WHAT YOU HAVE TO DO
Collect every line of the records below that contains the word "Earth".

◆ ◆ ◆ ◆ ◆ ◆ ◆

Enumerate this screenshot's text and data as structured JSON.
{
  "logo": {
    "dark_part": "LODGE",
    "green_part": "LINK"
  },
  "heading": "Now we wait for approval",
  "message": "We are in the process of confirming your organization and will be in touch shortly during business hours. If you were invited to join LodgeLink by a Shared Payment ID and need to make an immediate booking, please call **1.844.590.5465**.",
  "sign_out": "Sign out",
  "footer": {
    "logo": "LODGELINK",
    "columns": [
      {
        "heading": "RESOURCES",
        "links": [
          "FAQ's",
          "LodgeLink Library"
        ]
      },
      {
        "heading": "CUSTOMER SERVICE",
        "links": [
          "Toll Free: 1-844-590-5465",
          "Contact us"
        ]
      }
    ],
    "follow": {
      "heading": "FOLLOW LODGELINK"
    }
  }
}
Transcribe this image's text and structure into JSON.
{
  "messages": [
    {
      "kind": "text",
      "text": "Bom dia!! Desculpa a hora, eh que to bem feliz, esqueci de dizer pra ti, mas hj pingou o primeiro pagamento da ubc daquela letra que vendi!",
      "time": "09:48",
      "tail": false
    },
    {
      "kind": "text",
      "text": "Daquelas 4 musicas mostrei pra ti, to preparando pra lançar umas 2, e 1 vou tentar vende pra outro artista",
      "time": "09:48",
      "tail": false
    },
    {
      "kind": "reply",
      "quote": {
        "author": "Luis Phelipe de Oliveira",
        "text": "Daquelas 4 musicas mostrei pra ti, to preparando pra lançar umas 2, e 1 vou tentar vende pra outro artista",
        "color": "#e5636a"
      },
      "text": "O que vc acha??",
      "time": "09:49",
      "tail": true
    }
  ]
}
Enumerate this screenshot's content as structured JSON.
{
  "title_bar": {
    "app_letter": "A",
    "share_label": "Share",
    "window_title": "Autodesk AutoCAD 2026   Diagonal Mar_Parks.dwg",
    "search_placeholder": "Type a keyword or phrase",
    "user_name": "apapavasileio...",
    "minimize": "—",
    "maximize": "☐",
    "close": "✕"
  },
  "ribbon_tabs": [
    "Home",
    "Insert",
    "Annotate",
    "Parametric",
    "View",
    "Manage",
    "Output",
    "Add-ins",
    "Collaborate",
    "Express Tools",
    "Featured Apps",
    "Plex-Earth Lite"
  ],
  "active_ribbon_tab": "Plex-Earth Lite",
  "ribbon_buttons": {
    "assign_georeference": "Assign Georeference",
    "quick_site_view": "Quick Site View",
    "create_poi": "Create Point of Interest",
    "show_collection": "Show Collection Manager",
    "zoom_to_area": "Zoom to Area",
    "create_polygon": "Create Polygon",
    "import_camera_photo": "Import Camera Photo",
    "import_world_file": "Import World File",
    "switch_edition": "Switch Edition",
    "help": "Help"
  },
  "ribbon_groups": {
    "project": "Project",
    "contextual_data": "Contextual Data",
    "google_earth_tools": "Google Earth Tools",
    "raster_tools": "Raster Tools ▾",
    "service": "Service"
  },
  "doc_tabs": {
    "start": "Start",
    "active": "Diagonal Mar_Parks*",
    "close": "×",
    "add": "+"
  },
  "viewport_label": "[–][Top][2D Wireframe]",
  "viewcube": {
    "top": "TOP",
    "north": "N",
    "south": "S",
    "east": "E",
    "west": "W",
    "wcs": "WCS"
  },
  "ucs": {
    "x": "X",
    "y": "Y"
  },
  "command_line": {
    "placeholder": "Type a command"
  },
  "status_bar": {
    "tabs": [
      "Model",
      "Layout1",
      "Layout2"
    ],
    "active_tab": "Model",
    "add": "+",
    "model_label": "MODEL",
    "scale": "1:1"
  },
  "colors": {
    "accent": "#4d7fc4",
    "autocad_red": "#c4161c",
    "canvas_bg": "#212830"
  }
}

◆ ◆ ◆ ◆ ◆ ◆ ◆

EXERCISE SOLUTION
    "Plex-Earth Lite"
  "active_ribbon_tab": "Plex-Earth Lite",
    "google_earth_tools": "Google Earth Tools",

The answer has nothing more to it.